*REQUIRED WORK*. All the entries, exactly as they read, must be written out again.

[Figure record extracts]
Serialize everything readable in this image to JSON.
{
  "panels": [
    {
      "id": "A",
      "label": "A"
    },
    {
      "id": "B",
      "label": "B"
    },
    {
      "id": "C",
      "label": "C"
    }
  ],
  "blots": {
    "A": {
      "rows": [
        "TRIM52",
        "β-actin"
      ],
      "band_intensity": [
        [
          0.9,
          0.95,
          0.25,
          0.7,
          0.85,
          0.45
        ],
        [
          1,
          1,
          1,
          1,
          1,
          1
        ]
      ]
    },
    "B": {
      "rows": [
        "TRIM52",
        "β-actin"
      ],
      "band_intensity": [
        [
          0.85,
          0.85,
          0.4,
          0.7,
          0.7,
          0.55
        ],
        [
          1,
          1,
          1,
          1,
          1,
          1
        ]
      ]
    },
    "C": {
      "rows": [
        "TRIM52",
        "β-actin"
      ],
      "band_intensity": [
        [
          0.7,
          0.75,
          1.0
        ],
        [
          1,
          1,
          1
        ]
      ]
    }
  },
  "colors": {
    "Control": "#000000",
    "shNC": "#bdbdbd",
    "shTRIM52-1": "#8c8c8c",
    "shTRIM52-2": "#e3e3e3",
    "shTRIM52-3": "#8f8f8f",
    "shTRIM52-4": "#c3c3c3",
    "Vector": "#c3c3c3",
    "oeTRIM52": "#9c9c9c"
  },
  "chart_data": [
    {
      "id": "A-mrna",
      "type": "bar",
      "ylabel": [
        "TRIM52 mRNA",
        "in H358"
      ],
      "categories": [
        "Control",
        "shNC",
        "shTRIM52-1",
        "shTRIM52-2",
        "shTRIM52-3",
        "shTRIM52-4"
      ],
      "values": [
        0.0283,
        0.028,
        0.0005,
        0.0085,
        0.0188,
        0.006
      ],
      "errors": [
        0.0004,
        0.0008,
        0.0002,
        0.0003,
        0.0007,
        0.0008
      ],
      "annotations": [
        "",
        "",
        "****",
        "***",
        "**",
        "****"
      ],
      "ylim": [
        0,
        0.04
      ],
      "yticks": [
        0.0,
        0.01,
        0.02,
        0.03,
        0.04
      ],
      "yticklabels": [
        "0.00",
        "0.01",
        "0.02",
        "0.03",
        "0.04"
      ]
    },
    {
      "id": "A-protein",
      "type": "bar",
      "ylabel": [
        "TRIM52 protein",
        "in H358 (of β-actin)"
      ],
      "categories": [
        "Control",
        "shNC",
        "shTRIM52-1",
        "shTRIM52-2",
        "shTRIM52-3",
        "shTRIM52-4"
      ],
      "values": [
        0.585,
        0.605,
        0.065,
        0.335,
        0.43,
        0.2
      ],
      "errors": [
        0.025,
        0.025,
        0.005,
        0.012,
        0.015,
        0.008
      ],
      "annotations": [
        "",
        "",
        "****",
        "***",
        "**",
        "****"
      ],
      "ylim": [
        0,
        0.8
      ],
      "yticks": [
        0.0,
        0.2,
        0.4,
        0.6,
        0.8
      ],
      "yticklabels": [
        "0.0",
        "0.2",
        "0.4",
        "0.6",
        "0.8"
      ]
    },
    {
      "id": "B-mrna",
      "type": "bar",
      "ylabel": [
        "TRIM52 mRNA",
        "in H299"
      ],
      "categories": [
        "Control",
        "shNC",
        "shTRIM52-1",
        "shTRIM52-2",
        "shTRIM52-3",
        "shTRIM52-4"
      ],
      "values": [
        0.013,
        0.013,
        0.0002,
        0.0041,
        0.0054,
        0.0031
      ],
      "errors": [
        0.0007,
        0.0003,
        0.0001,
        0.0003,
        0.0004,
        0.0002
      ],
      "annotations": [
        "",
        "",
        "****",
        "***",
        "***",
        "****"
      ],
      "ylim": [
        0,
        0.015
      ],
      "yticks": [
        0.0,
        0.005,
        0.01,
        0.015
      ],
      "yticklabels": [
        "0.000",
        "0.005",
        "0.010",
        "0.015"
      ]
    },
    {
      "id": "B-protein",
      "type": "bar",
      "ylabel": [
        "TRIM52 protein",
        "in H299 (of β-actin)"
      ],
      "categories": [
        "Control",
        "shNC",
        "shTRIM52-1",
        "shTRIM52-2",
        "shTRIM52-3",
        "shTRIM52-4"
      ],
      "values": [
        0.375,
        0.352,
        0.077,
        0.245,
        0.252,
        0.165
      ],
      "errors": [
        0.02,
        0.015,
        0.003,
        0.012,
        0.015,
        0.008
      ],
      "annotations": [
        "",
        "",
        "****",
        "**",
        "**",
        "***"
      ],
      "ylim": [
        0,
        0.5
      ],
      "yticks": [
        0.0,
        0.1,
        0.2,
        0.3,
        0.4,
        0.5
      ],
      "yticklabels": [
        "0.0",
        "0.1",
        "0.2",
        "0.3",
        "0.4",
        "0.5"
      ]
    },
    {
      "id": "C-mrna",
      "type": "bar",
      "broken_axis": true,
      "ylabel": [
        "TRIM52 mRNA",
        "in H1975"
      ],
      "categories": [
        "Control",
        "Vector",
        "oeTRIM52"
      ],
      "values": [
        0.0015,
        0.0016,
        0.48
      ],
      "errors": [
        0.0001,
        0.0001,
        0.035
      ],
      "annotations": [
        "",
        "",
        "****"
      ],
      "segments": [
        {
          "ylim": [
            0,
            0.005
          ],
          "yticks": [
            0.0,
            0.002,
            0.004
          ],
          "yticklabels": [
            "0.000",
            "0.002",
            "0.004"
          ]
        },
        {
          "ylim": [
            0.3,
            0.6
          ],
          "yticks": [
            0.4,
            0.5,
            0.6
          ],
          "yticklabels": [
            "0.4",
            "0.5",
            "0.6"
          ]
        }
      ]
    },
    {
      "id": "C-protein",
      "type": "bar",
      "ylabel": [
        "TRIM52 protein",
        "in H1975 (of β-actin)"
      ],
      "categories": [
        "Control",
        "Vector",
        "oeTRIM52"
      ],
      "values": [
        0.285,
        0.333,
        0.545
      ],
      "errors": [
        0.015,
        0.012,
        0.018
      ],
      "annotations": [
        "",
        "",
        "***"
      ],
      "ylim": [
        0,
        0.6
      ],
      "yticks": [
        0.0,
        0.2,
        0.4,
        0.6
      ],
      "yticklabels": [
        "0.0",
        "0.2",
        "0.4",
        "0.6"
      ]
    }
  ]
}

*ANSWER BELOW*.
Serialize everything readable in this image to JSON.
{
  "panels": [
    {
      "id": "A",
      "label": "A"
    },
    {
      "id": "B",
      "label": "B"
    },
    {
      "id": "C",
      "label": "C"
    }
  ],
  "blots": {
    "A": {
      "rows": [
        "TRIM52",
        "β-actin"
      ],
      "band_intensity": [
        [
          0.9,
          0.95,
          0.25,
          0.7,
          0.85,
          0.45
        ],
        [
          1,
          1,
          1,
          1,
          1,
          1
        ]
      ]
    },
    "B": {
      "rows": [
        "TRIM52",
        "β-actin"
      ],
      "band_intensity": [
        [
          0.85,
          0.85,
          0.4,
          0.7,
          0.7,
          0.55
        ],
        [
          1,
          1,
          1,
          1,
          1,
          1
        ]
      ]
    },
    "C": {
      "rows": [
        "TRIM52",
        "β-actin"
      ],
      "band_intensity": [
        [
          0.7,
          0.75,
          1.0
        ],
        [
          1,
          1,
          1
        ]
      ]
    }
  },
  "colors": {
    "Control": "#000000",
    "shNC": "#bdbdbd",
    "shTRIM52-1": "#8c8c8c",
    "shTRIM52-2": "#e3e3e3",
    "shTRIM52-3": "#8f8f8f",
    "shTRIM52-4": "#c3c3c3",
    "Vector": "#c3c3c3",
    "oeTRIM52": "#9c9c9c"
  },
  "chart_data": [
    {
      "id": "A-mrna",
      "type": "bar",
      "ylabel": [
        "TRIM52 mRNA",
        "in H358"
      ],
      "categories": [
        "Control",
        "shNC",
        "shTRIM52-1",
        "shTRIM52-2",
        "shTRIM52-3",
        "shTRIM52-4"
      ],
      "values": [
        0.0283,
        0.028,
        0.0005,
        0.0085,
        0.0188,
        0.006
      ],
      "errors": [
        0.0004,
        0.0008,
        0.0002,
        0.0003,
        0.0007,
        0.0008
      ],
      "annotations": [
        "",
        "",
        "****",
        "***",
        "**",
        "****"
      ],
      "ylim": [
        0,
        0.04
      ],
      "yticks": [
        0.0,
        0.01,
        0.02,
        0.03,
        0.04
      ],
      "yticklabels": [
        "0.00",
        "0.01",
        "0.02",
        "0.03",
        "0.04"
      ]
    },
    {
      "id": "A-protein",
      "type": "bar",
      "ylabel": [
        "TRIM52 protein",
        "in H358 (of β-actin)"
      ],
      "categories": [
        "Control",
        "shNC",
        "shTRIM52-1",
        "shTRIM52-2",
        "shTRIM52-3",
        "shTRIM52-4"
      ],
      "values": [
        0.585,
        0.605,
        0.065,
        0.335,
        0.43,
        0.2
      ],
      "errors": [
        0.025,
        0.025,
        0.005,
        0.012,
        0.015,
        0.008
      ],
      "annotations": [
        "",
        "",
        "****",
        "***",
        "**",
        "****"
      ],
      "ylim": [
        0,
        0.8
      ],
      "yticks": [
        0.0,
        0.2,
        0.4,
        0.6,
        0.8
      ],
      "yticklabels": [
        "0.0",
        "0.2",
        "0.4",
        "0.6",
        "0.8"
      ]
    },
    {
      "id": "B-mrna",
      "type": "bar",
      "ylabel": [
        "TRIM52 mRNA",
        "in H299"
      ],
      "categories": [
        "Control",
        "shNC",
        "shTRIM52-1",
        "shTRIM52-2",
        "shTRIM52-3",
        "shTRIM52-4"
      ],
      "values": [
        0.013,
        0.013,
        0.0002,
        0.0041,
        0.0054,
        0.0031
      ],
      "errors": [
        0.0007,
        0.0003,
        0.0001,
        0.0003,
        0.0004,
        0.0002
      ],
      "annotations": [
        "",
        "",
        "****",
        "***",
        "***",
        "****"
      ],
      "ylim": [
        0,
        0.015
      ],
      "yticks": [
        0.0,
        0.005,
        0.01,
        0.015
      ],
      "yticklabels": [
        "0.000",
        "0.005",
        "0.010",
        "0.015"
      ]
    },
    {
      "id": "B-protein",
      "type": "bar",
      "ylabel": [
        "TRIM52 protein",
        "in H299 (of β-actin)"
      ],
      "categories": [
        "Control",
        "shNC",
        "shTRIM52-1",
        "shTRIM52-2",
        "shTRIM52-3",
        "shTRIM52-4"
      ],
      "values": [
        0.375,
        0.352,
        0.077,
        0.245,
        0.252,
        0.165
      ],
      "errors": [
        0.02,
        0.015,
        0.003,
        0.012,
        0.015,
        0.008
      ],
      "annotations": [
        "",
        "",
        "****",
        "**",
        "**",
        "***"
      ],
      "ylim": [
        0,
        0.5
      ],
      "yticks": [
        0.0,
        0.1,
        0.2,
        0.3,
        0.4,
        0.5
      ],
      "yticklabels": [
        "0.0",
        "0.1",
        "0.2",
        "0.3",
        "0.4",
        "0.5"
      ]
    },
    {
      "id": "C-mrna",
      "type": "bar",
      "broken_axis": true,
      "ylabel": [
        "TRIM52 mRNA",
        "in H1975"
      ],
      "categories": [
        "Control",
        "Vector",
        "oeTRIM52"
      ],
      "values": [
        0.0015,
        0.0016,
        0.48
      ],
      "errors": [
        0.0001,
        0.0001,
        0.035
      ],
      "annotations": [
        "",
        "",
        "****"
      ],
      "segments": [
        {
          "ylim": [
            0,
            0.005
          ],
          "yticks": [
            0.0,
            0.002,
            0.004
          ],
          "yticklabels": [
            "0.000",
            "0.002",
            "0.004"
          ]
        },
        {
          "ylim": [
            0.3,
            0.6
          ],
          "yticks": [
            0.4,
            0.5,
            0.6
          ],
          "yticklabels": [
            "0.4",
            "0.5",
            "0.6"
          ]
        }
      ]
    },
    {
      "id": "C-protein",
      "type": "bar",
      "ylabel": [
        "TRIM52 protein",
        "in H1975 (of β-actin)"
      ],
      "categories": [
        "Control",
        "Vector",
        "oeTRIM52"
      ],
      "values": [
        0.285,
        0.333,
        0.545
      ],
      "errors": [
        0.015,
        0.012,
        0.018
      ],
      "annotations": [
        "",
        "",
        "***"
      ],
      "ylim": [
        0,
        0.6
      ],
      "yticks": [
        0.0,
        0.2,
        0.4,
        0.6
      ],
      "yticklabels": [
        "0.0",
        "0.2",
        "0.4",
        "0.6"
      ]
    }
  ]
}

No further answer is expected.